(Exercise passage)
- Official release poster
- Directed by: Shiva Nirvana
- Written by: Shiva Nirvana
- Produced by: Sahu Garapati Harish Peddi
- Starring: Nani; Ritu Varma; Aishwarya Rajesh; Jagapathi Babu;
- Cinematography: Prasad Murella
- Edited by: Prawin Pudi
- Music by: Songs: Thaman S Gopi Sundar (1 song) Score: Gopi Sundar
- Production company: Shine Screens
- Distributed by: Amazon Prime Video
- Release date: 10 September 2021;
- Running time: 146 minutes
- Country: India
- Language: Telugu

= Tuck Jagadish =

2021 film directed by Shiva Nirvana

Tuck Jagadish is a 2021 Indian Telugu-language action family drama film, written and directed by Shiva Nirvana and produced by Sahu Garapati and Harish Peddi under the banner Shine Screens. The film stars Nani as the title role, alongside Ritu Varma, Aishwarya Rajesh, and Jagapathi Babu. In the film, a revenue officer tries to reform all the property issues in the village while also planning to reunite with his elder brother's family after a dispute over inheritance.

The film was announced in December 2019 with principal photography taking place in Pollachi and Palani of Tamil Nadu, and Rajahmundry of Andhra Pradesh. Filming, though briefly halted by the COVID-19 pandemic, was completed in December 2020. The film features soundtrack composed by Thaman S and background music scored by Gopi Sundar. The film has cinematography by Prasad Murella and editing by Prawin Pudi.

The theatrical release of this film was deferred multiple times due to the COVID-19 pandemic, which resulting the producers to opt for direct-to-streaming release on Amazon Prime Video. The film premiered on 10 September 2021 with the festival of Vinayaka Chaviti and received negative reviews from the critics.

== Plot ==

Adisesha Naidu is the head of Bhudevipuram village. He has two sons with his first wife Tulsamma (Bosu and Jagadish) and two daughters and a son with his second wife Arjunamma (Ganga, Kumari, and Bujji who is mute). Tulasamma brings fortune to the family, through which Adisesha becomes wealthy. Following Tulsamma's death while giving birth to Jagadish, Arjunamma takes in Bosu and Jagadish as her own children, and all the children are brought up together as a joint family. Jagdish loves his stepmother and treats her as his own and also is ideal brother to all his sisters. Bosu, however, secretly dislikes the other family members as he believes he is the only rightful heir of his father's wealth as the first-born son. He also hates the thought that his father has a soft corner for his daughters. Bhudevipuram is notorious for its property disputes, which are usually solved by Adisesha Naidu. On one such occasion, Veerendra's father is killed in a feud, and he develops hatred toward Adisesha's family.
(End Exercise passage)
(Dataset extract)
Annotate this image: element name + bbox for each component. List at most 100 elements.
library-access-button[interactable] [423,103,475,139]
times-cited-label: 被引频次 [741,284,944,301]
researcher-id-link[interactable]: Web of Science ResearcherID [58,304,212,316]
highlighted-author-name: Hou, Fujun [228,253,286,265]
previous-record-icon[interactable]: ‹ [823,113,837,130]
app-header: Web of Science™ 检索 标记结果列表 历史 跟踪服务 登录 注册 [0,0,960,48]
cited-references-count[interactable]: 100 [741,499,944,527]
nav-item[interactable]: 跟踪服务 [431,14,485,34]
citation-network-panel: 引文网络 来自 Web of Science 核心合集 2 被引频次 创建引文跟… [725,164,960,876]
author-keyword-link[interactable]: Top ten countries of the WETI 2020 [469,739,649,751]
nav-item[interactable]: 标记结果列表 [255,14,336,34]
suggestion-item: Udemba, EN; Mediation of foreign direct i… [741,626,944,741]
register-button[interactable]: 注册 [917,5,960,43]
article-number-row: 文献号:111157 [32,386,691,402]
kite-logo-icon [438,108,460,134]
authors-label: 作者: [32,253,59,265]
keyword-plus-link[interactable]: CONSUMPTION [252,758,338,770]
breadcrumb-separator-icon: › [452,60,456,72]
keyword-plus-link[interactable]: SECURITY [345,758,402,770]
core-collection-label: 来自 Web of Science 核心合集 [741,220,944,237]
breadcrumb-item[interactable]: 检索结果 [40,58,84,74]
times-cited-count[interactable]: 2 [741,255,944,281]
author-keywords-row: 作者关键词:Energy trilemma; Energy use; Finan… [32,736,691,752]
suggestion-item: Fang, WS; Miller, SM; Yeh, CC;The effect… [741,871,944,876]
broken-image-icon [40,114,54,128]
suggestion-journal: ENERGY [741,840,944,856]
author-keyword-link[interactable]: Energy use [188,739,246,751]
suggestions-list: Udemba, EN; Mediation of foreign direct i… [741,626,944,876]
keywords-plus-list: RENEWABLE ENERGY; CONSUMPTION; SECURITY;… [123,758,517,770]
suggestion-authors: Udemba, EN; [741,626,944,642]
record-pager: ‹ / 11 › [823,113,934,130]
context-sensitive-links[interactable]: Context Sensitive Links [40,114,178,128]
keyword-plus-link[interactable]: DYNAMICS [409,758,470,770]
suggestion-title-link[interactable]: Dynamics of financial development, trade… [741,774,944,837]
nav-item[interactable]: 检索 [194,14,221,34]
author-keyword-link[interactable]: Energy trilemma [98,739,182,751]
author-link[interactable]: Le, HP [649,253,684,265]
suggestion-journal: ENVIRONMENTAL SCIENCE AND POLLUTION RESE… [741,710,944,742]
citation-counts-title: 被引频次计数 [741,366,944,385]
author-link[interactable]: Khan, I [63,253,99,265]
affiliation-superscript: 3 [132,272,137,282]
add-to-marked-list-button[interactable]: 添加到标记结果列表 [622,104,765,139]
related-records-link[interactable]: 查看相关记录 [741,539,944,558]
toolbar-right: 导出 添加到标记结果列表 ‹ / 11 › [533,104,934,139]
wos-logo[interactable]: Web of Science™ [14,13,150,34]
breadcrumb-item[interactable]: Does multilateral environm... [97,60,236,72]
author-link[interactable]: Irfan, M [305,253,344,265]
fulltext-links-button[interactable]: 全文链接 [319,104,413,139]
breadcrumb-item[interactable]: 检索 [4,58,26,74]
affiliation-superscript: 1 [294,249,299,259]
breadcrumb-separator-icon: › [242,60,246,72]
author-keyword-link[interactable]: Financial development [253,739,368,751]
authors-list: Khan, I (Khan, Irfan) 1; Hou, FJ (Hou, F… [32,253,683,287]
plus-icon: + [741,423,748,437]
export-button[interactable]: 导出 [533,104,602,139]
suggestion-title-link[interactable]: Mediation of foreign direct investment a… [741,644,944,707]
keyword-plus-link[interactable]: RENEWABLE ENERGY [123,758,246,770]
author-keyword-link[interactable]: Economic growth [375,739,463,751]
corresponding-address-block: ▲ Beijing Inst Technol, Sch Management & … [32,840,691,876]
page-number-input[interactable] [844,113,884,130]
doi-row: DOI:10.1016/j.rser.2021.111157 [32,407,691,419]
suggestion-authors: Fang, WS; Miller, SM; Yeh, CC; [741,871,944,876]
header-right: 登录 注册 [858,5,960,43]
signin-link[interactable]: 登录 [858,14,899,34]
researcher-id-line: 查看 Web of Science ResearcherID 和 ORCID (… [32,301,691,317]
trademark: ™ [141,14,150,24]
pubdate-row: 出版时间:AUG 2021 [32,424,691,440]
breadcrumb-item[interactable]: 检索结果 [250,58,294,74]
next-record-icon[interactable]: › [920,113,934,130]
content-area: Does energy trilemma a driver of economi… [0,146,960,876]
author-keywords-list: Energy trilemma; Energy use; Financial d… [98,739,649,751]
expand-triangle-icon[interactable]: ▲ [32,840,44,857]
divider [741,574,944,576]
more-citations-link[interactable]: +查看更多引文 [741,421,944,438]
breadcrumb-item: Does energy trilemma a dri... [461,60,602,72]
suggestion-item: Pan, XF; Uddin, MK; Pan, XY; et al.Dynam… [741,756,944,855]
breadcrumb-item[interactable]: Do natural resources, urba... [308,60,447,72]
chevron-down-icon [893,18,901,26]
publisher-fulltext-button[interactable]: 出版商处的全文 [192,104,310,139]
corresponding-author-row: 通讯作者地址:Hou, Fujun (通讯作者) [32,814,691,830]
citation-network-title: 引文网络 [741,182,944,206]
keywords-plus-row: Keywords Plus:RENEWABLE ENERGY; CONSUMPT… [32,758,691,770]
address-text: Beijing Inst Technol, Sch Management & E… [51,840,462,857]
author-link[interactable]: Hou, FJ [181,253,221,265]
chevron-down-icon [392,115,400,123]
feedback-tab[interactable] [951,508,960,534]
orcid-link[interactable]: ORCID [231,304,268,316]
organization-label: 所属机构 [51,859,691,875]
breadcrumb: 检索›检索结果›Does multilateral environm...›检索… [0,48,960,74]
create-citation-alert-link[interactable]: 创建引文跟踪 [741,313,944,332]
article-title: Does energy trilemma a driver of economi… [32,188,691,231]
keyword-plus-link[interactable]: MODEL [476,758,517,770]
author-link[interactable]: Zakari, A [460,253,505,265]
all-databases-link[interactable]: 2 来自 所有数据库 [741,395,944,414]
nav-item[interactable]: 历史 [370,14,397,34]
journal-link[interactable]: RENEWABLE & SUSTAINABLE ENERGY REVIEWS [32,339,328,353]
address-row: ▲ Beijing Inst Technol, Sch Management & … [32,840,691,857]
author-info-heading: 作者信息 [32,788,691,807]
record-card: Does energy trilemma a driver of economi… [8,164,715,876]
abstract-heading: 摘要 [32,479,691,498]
(End Dataset extract)
→ **Exercise requirements**
1. How would you render this sentence from the Tuck Jagadish article in Spanish: "Filming, though briefly halted by the COVID-19 pandemic, was completed in December 2020."
2. Answer these from the Tuck Jagadish article:
(a) Where did principal photography take place?
(b) What is the film's running time?
(c) Which village does Adisesha Naidu head?

→ **Answers to each task**
1. El rodaje, aunque se detuvo brevemente por la pandemia de COVID-19, se completó en diciembre de 2020.

2.
(a) Pollachi and Palani of Tamil Nadu, and Rajahmundry of Andhra Pradesh
(b) 146 minutes
(c) Bhudevipuram